Instructions to follow: Output the material below in its entirety, exactly as given.

Dataset rows:
>> begin

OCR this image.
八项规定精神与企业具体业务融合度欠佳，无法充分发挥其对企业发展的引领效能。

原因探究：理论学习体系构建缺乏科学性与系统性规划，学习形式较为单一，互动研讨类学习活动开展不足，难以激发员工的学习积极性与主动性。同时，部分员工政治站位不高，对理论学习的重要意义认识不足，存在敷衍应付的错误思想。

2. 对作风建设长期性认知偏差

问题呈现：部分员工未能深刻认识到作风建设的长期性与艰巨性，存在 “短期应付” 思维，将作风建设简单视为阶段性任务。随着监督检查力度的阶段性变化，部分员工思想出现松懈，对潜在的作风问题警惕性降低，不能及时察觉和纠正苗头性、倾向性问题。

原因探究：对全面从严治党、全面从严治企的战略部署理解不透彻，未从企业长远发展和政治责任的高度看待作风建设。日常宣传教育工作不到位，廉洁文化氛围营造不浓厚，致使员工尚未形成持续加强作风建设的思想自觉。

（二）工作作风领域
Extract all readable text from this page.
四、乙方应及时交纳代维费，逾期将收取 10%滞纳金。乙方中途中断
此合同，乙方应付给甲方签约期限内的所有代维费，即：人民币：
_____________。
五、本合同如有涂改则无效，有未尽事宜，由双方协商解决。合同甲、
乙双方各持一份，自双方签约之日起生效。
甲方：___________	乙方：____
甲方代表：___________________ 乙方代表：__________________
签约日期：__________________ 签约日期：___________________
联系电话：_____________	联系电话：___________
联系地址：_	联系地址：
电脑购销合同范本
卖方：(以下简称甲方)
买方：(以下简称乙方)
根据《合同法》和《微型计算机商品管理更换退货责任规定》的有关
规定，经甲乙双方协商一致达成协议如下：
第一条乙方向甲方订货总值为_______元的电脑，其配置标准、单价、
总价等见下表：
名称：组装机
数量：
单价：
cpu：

>> end

Solution to this exercise:
OCR this image.
八项规定精神与企业具体业务融合度欠佳，无法充分发挥其对企业发展的引领效能。

原因探究：理论学习体系构建缺乏科学性与系统性规划，学习形式较为单一，互动研讨类学习活动开展不足，难以激发员工的学习积极性与主动性。同时，部分员工政治站位不高，对理论学习的重要意义认识不足，存在敷衍应付的错误思想。

2. 对作风建设长期性认知偏差

问题呈现：部分员工未能深刻认识到作风建设的长期性与艰巨性，存在 “短期应付” 思维，将作风建设简单视为阶段性任务。随着监督检查力度的阶段性变化，部分员工思想出现松懈，对潜在的作风问题警惕性降低，不能及时察觉和纠正苗头性、倾向性问题。

原因探究：对全面从严治党、全面从严治企的战略部署理解不透彻，未从企业长远发展和政治责任的高度看待作风建设。日常宣传教育工作不到位，廉洁文化氛围营造不浓厚，致使员工尚未形成持续加强作风建设的思想自觉。

（二）工作作风领域
Extract all readable text from this page.
四、乙方应及时交纳代维费，逾期将收取 10%滞纳金。乙方中途中断
此合同，乙方应付给甲方签约期限内的所有代维费，即：人民币：
_____________。
五、本合同如有涂改则无效，有未尽事宜，由双方协商解决。合同甲、
乙双方各持一份，自双方签约之日起生效。
甲方：___________	乙方：____
甲方代表：___________________ 乙方代表：__________________
签约日期：__________________ 签约日期：___________________
联系电话：_____________	联系电话：___________
联系地址：_	联系地址：
电脑购销合同范本
卖方：(以下简称甲方)
买方：(以下简称乙方)
根据《合同法》和《微型计算机商品管理更换退货责任规定》的有关
规定，经甲乙双方协商一致达成协议如下：
第一条乙方向甲方订货总值为_______元的电脑，其配置标准、单价、
总价等见下表：
名称：组装机
数量：
单价：
cpu：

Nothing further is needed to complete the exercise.